DIRECTIVE: Transcribe the records verbatim, from the first line through the line containing "right-axis-tick-label: 100.0%: [532, 207, 572, 219]", with both the first line and that line included.

PROVIDED RECORDS:
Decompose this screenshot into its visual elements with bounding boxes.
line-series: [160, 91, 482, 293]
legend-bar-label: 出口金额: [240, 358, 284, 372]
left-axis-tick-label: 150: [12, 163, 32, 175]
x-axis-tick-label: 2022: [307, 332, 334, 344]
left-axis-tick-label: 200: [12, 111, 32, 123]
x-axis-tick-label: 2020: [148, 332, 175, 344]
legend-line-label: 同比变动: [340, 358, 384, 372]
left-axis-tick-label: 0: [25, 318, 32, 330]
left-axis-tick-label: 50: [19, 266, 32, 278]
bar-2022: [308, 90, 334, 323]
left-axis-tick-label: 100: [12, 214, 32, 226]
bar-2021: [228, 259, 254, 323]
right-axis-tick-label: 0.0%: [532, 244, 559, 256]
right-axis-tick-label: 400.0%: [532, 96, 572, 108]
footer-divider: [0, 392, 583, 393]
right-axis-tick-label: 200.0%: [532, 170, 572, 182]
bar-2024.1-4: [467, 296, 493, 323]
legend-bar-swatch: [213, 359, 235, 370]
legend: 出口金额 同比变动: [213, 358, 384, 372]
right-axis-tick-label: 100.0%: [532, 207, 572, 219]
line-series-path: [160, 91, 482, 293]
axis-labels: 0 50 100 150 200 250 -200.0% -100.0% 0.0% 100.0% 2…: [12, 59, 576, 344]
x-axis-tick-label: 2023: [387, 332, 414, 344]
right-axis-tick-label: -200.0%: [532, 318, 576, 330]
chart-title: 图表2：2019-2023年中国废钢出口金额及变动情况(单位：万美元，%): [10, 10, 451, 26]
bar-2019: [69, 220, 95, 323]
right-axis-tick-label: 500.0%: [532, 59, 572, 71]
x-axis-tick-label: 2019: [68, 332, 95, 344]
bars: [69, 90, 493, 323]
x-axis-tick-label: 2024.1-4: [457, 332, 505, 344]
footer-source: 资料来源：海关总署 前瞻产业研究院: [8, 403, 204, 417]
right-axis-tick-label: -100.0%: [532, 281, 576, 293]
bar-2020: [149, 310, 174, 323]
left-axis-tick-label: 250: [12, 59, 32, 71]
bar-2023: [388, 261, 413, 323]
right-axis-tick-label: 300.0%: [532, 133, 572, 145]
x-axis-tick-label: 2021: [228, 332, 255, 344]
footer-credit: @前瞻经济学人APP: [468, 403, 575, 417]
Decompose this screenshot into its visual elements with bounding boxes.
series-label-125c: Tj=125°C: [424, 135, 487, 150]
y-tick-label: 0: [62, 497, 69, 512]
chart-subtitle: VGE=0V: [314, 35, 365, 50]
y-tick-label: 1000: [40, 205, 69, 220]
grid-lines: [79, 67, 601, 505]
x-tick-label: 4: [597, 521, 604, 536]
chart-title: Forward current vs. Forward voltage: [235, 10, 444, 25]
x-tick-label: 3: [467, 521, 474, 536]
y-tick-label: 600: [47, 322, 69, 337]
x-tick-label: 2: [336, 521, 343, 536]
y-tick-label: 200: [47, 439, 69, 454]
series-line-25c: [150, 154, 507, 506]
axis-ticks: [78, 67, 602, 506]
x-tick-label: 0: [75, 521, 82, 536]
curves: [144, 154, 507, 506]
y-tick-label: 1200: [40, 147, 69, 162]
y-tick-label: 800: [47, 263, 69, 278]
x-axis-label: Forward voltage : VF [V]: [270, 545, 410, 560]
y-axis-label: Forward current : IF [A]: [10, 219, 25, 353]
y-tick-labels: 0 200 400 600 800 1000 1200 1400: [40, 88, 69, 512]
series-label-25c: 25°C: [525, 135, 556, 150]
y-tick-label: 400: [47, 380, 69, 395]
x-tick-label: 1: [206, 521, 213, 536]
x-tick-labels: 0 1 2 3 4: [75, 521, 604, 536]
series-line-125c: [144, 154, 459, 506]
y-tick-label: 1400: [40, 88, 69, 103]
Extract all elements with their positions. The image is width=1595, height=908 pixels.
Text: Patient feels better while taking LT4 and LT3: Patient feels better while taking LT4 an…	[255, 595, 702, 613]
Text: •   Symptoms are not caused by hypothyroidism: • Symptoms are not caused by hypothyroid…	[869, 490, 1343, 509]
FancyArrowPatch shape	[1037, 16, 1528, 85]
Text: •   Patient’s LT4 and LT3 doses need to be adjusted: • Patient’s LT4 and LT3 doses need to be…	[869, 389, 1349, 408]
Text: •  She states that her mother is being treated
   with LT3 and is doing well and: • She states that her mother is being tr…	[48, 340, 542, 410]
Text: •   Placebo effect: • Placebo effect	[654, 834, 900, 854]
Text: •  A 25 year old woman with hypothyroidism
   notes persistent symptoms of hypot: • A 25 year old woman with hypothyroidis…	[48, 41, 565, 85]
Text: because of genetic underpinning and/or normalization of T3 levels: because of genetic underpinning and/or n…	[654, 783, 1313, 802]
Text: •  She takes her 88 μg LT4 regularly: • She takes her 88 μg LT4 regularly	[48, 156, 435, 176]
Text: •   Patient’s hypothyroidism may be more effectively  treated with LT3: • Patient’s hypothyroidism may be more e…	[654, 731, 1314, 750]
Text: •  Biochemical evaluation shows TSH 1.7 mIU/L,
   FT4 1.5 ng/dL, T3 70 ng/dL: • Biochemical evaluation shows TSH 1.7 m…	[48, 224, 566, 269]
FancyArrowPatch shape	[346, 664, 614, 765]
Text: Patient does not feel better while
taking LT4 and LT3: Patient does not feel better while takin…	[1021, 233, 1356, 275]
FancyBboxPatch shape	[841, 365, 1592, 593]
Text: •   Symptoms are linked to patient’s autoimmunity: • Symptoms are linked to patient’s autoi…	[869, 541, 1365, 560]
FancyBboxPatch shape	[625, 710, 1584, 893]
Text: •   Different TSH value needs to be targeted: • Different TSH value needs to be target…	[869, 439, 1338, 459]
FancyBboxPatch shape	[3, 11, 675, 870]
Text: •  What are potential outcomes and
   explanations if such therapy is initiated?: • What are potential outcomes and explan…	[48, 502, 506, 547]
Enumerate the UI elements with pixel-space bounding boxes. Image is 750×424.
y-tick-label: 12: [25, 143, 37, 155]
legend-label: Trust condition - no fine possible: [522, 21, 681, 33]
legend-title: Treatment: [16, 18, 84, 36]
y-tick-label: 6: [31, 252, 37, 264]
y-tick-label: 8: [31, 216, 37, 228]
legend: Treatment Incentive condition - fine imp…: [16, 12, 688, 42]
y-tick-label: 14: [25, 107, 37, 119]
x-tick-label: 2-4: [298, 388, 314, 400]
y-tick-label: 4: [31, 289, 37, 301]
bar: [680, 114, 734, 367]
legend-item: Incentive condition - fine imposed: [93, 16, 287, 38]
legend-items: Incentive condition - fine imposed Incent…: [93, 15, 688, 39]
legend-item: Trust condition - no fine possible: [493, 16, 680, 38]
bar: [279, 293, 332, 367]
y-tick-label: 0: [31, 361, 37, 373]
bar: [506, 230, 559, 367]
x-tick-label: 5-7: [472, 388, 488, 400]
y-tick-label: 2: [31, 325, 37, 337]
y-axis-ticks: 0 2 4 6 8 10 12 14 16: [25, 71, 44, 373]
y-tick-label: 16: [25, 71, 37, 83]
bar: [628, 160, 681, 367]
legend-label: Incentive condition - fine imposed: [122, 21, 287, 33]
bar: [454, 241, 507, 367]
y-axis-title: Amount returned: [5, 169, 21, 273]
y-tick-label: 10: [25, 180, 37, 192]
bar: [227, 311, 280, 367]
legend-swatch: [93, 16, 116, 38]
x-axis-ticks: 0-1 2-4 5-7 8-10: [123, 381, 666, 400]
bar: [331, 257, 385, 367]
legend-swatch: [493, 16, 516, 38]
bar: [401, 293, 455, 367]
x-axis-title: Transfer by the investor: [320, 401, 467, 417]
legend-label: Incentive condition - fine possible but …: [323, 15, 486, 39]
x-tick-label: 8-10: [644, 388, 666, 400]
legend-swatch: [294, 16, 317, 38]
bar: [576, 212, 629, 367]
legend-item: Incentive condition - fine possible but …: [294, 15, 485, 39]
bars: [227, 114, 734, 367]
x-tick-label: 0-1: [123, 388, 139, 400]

WORKED ANSWER:
Decompose this screenshot into its visual elements with bounding boxes.
line-series: [160, 91, 482, 293]
legend-bar-label: 出口金额: [240, 358, 284, 372]
left-axis-tick-label: 150: [12, 163, 32, 175]
x-axis-tick-label: 2022: [307, 332, 334, 344]
left-axis-tick-label: 200: [12, 111, 32, 123]
x-axis-tick-label: 2020: [148, 332, 175, 344]
legend-line-label: 同比变动: [340, 358, 384, 372]
left-axis-tick-label: 0: [25, 318, 32, 330]
left-axis-tick-label: 50: [19, 266, 32, 278]
bar-2022: [308, 90, 334, 323]
left-axis-tick-label: 100: [12, 214, 32, 226]
bar-2021: [228, 259, 254, 323]
right-axis-tick-label: 0.0%: [532, 244, 559, 256]
right-axis-tick-label: 400.0%: [532, 96, 572, 108]
footer-divider: [0, 392, 583, 393]
right-axis-tick-label: 200.0%: [532, 170, 572, 182]
bar-2024.1-4: [467, 296, 493, 323]
legend-bar-swatch: [213, 359, 235, 370]
legend: 出口金额 同比变动: [213, 358, 384, 372]
right-axis-tick-label: 100.0%: [532, 207, 572, 219]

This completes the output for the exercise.